→ **Written problem**
Copy down every line where the string "Студия" shows up.

→ **Data**
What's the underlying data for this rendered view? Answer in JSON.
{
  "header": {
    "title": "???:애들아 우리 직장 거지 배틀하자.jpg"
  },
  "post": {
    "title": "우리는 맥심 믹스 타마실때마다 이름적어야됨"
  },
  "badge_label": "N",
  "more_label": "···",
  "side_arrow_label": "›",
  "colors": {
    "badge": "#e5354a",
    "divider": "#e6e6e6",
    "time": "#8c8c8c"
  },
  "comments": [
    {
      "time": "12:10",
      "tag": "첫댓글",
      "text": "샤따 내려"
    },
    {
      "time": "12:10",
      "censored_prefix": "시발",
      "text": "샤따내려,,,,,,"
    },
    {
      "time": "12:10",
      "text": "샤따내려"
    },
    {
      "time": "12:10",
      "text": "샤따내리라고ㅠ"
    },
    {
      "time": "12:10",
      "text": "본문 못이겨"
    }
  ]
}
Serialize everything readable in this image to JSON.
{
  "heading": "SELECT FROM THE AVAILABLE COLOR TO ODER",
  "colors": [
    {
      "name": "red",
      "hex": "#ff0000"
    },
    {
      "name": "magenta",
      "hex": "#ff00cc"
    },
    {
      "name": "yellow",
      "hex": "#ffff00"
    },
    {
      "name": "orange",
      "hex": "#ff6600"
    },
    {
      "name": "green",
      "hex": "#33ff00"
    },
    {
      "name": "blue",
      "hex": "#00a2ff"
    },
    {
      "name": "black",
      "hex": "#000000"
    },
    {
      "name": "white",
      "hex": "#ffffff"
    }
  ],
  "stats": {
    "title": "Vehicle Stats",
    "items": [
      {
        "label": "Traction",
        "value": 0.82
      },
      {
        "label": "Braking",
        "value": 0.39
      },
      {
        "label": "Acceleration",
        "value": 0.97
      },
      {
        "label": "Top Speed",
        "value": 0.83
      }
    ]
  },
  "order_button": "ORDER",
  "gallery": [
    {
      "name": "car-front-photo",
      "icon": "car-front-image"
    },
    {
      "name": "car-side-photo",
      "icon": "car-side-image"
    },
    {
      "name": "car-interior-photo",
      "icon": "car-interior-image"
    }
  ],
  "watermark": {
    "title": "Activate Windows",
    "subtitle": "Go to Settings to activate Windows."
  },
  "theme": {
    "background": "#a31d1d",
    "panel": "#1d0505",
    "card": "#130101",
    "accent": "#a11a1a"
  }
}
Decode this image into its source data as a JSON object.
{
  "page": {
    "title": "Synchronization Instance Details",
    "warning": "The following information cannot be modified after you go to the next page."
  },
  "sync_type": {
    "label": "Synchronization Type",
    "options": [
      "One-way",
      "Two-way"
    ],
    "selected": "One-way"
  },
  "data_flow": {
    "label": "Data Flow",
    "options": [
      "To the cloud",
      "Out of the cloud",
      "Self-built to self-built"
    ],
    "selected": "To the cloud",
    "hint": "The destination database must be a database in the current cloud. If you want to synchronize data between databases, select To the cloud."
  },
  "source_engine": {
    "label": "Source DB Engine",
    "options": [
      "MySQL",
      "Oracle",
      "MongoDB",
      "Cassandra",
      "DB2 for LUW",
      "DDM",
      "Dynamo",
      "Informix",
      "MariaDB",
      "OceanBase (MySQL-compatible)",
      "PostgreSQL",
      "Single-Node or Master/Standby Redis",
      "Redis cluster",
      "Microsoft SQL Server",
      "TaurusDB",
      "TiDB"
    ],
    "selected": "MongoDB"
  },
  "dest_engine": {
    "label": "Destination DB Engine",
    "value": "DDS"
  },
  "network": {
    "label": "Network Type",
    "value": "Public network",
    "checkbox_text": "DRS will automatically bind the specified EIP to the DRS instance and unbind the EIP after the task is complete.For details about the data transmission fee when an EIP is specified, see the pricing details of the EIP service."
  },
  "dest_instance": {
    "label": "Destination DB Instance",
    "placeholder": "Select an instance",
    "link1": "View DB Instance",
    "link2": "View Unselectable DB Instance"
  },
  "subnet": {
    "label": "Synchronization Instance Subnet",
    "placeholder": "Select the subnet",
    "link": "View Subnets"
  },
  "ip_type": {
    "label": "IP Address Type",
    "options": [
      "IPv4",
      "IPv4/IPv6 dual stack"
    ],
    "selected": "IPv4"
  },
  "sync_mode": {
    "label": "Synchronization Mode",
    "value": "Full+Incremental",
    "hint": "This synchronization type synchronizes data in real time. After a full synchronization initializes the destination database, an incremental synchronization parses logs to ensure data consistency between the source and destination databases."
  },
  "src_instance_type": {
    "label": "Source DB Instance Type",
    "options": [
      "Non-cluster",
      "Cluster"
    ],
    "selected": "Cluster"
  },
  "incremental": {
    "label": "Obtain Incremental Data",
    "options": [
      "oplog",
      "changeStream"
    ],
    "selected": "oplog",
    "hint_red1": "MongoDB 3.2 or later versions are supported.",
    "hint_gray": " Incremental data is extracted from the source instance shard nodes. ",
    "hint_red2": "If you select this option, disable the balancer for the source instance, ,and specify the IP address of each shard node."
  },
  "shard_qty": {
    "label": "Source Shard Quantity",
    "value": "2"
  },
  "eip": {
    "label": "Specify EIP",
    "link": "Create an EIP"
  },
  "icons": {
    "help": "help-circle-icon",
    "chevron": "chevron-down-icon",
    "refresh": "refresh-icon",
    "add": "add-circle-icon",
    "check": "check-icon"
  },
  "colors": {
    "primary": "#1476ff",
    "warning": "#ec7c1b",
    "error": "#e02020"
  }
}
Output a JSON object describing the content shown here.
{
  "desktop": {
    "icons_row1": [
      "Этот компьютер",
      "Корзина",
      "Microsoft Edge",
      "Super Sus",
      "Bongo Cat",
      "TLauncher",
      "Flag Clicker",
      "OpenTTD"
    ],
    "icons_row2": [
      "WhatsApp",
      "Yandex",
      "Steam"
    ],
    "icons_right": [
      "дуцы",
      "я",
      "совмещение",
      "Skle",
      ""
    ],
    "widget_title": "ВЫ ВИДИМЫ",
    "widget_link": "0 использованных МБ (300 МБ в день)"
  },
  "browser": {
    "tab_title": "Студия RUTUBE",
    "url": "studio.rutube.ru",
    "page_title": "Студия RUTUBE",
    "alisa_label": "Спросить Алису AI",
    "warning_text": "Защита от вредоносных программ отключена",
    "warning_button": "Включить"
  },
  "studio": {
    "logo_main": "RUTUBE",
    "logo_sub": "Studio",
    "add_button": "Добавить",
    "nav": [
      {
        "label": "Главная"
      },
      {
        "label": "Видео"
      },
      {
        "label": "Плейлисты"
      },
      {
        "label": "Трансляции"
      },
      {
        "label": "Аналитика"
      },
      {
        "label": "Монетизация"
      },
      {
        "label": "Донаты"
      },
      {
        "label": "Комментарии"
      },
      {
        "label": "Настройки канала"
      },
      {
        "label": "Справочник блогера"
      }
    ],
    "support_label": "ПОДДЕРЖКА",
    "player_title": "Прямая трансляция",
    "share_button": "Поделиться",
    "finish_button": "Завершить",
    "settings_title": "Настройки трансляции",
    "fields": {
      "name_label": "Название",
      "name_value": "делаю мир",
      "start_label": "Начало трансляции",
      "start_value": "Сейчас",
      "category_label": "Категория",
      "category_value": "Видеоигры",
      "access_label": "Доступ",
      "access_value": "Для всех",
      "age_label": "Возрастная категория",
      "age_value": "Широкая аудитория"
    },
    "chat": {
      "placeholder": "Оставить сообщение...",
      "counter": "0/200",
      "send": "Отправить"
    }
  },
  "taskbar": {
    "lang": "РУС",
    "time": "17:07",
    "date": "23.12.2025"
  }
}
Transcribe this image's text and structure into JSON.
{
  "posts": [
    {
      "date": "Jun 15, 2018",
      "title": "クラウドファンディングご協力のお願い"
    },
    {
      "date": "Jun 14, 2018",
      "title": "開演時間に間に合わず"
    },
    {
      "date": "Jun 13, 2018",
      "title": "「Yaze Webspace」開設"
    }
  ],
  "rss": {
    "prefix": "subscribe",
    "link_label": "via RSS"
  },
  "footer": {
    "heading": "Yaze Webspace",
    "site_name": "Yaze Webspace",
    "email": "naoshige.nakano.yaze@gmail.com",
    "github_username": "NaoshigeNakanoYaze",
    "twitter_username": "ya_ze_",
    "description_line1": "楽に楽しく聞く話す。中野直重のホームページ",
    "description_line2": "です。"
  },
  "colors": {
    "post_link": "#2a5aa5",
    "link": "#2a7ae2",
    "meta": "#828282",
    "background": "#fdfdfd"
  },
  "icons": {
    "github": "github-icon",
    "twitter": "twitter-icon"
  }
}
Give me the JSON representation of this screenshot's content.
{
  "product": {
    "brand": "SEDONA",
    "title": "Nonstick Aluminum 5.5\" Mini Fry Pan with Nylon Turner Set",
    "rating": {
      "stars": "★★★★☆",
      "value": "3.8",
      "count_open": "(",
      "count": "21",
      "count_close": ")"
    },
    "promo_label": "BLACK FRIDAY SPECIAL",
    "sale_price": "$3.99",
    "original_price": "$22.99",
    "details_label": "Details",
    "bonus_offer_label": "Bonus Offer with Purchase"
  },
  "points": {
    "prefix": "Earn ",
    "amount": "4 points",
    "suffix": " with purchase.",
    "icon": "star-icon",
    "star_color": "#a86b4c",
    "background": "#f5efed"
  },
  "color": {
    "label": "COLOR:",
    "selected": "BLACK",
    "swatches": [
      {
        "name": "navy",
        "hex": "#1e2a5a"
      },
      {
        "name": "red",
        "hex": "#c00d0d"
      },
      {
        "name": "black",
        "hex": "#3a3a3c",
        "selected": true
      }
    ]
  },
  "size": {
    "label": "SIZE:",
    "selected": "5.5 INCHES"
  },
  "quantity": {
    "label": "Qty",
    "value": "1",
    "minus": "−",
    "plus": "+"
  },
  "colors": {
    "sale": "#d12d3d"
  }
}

→ **Response to the task**
    "tab_title": "Студия RUTUBE",
    "page_title": "Студия RUTUBE",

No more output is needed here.